■ 対象本文:

妊娠に至るには、精子と卵子出会い、精子が卵子に入り込んで受精卵になるところからスタートします。
受精卵はその後、細胞分裂を繰り返しながら卵管を通って、子宮内膜へと定着します。
この定着のことを着床と呼んでいます。
しかし、子宮になんらかの異常や問題がある場合、受精卵が最終的に着床できないことがあります。
このようなケースを、「着床障害」と呼びます。
では、着床を妨げる原因にはどんなものがあるのでしょうか。
その原因を掘り下げると、
- 子宮筋腫
- 子宮腺筋症
- 子宮内膜ポリープ
- 子宮奇形
- 黄体機能不全
- 子宮内膜癒着
などがあげられます。
着床障害を招く要因の一つ一つがどんなものなのか、ここで見てみましょう。
子宮筋腫
子宮筋腫は子宮の内側に発生する良性の腫瘍です。
発生する部位や症状がそれぞれ異なり、筋肉の中にできる筋層内筋腫、子宮の外側に向ってできる漿膜下筋腫、子宮内膜のほうに飛び出してくる粘膜下筋腫などがあります。

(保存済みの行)
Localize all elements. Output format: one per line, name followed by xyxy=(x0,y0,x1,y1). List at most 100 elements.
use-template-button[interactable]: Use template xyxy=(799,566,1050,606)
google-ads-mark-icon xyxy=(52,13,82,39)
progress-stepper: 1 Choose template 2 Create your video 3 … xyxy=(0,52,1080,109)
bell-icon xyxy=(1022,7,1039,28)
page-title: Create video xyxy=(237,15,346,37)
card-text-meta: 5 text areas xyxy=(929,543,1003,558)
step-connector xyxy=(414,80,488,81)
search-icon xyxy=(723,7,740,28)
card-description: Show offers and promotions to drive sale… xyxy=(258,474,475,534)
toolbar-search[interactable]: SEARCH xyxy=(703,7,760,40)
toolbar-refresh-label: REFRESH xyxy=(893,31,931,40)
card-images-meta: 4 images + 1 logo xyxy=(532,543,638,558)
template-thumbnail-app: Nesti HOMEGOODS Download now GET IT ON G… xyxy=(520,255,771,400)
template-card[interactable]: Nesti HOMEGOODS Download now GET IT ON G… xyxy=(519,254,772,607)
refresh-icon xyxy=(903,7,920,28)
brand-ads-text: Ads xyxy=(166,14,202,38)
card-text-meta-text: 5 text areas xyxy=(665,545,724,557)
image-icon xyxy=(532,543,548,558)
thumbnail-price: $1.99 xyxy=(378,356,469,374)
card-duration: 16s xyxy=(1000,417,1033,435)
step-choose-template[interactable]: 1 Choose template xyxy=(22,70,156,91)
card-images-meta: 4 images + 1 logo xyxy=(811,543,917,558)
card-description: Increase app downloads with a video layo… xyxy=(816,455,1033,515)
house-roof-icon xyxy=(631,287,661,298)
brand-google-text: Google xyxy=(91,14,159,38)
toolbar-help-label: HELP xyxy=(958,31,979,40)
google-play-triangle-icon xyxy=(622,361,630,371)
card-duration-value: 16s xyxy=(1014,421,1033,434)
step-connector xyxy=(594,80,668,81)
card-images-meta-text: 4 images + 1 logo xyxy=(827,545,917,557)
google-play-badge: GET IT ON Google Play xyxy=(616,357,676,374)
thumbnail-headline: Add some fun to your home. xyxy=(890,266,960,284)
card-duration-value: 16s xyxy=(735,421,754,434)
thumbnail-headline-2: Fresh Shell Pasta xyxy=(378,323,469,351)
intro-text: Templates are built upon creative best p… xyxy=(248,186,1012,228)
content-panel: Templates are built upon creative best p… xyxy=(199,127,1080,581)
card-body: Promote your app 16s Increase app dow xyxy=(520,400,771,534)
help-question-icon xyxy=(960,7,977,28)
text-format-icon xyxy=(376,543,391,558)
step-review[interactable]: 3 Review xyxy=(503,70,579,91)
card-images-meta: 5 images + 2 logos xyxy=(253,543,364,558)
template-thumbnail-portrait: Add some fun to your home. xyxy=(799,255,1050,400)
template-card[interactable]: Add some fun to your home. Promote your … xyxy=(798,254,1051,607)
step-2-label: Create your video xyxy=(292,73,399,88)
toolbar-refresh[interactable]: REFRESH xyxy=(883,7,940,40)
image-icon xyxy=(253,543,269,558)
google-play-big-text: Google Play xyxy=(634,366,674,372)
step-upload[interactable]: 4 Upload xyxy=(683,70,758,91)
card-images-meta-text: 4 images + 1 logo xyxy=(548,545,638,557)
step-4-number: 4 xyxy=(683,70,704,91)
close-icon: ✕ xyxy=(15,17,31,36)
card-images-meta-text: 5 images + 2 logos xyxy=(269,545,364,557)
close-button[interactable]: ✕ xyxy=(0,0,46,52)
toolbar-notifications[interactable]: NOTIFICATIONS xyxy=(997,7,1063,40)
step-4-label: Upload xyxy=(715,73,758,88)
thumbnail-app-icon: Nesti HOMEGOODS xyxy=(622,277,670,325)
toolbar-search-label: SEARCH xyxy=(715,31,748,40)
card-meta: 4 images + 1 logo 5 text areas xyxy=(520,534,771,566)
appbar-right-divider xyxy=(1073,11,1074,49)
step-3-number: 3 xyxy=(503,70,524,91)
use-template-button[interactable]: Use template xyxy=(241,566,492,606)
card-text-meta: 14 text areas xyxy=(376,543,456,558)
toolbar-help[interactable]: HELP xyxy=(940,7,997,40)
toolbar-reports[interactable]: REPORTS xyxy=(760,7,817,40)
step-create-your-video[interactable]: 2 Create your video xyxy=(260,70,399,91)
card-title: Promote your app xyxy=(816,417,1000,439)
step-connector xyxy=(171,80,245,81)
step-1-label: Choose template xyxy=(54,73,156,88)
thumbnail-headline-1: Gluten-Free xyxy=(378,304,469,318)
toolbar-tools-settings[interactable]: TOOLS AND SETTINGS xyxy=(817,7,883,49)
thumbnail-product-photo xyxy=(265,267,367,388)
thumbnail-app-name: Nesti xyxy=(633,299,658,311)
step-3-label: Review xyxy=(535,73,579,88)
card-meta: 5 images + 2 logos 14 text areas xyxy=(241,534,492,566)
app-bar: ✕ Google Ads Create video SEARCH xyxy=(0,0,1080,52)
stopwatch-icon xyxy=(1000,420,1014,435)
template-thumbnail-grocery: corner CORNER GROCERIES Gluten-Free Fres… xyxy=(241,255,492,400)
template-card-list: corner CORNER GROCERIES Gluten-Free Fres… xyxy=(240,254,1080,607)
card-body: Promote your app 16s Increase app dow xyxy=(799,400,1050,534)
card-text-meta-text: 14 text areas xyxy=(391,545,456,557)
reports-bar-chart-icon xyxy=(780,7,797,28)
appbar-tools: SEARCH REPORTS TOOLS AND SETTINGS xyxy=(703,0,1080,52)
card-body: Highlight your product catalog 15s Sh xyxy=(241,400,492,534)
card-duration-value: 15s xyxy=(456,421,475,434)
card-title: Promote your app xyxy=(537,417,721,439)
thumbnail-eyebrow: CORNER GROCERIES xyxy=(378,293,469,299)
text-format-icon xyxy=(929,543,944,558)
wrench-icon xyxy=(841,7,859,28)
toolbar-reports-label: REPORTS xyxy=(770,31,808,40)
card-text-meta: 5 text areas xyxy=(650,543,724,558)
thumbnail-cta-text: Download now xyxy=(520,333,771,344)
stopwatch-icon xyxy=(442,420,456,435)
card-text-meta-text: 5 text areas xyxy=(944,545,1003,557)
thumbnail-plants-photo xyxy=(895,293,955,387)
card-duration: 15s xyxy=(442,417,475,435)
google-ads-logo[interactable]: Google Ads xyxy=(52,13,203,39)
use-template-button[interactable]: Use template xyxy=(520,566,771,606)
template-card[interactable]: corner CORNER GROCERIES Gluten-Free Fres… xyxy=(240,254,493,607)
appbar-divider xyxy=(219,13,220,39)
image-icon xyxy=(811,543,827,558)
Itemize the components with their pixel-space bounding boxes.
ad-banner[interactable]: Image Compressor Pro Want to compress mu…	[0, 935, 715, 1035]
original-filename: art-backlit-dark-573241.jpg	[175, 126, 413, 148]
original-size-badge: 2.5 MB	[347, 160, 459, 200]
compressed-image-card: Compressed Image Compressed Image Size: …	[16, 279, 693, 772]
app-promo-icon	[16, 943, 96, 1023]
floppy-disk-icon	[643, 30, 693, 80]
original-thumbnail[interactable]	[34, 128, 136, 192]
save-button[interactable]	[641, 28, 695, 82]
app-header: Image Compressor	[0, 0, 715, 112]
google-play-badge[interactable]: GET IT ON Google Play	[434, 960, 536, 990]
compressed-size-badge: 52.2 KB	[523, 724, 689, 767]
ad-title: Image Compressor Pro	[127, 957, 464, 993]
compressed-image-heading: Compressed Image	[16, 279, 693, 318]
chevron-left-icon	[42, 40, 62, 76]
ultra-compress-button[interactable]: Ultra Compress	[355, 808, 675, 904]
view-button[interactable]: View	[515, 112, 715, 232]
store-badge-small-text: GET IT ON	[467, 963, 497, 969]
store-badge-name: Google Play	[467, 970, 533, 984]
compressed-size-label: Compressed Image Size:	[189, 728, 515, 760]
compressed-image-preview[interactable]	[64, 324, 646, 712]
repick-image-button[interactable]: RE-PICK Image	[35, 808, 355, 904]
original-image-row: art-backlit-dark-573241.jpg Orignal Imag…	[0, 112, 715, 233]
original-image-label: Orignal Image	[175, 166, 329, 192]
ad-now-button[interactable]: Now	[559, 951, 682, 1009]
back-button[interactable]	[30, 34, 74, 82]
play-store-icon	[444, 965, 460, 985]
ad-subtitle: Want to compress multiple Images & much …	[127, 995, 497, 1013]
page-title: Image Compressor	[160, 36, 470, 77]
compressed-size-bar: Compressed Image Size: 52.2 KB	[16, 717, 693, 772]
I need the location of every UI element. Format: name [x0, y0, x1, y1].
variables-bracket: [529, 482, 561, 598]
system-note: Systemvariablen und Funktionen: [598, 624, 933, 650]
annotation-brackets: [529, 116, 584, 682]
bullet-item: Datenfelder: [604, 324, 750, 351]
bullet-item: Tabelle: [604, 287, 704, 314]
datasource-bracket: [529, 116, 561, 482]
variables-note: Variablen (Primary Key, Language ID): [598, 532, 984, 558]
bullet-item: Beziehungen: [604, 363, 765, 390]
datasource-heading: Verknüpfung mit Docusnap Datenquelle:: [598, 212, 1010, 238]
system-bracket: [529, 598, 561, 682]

■ 作業内容: 着床障害に関する本文を、一字一句変えずに全文出力すること。

■ 出力結果:
妊娠に至るには、精子と卵子出会い、精子が卵子に入り込んで受精卵になるところからスタートします。
受精卵はその後、細胞分裂を繰り返しながら卵管を通って、子宮内膜へと定着します。
この定着のことを着床と呼んでいます。
しかし、子宮になんらかの異常や問題がある場合、受精卵が最終的に着床できないことがあります。
このようなケースを、「着床障害」と呼びます。
では、着床を妨げる原因にはどんなものがあるのでしょうか。
その原因を掘り下げると、
- 子宮筋腫
- 子宮腺筋症
- 子宮内膜ポリープ
- 子宮奇形
- 黄体機能不全
- 子宮内膜癒着
などがあげられます。
着床障害を招く要因の一つ一つがどんなものなのか、ここで見てみましょう。
子宮筋腫
子宮筋腫は子宮の内側に発生する良性の腫瘍です。
発生する部位や症状がそれぞれ異なり、筋肉の中にできる筋層内筋腫、子宮の外側に向ってできる漿膜下筋腫、子宮内膜のほうに飛び出してくる粘膜下筋腫などがあります。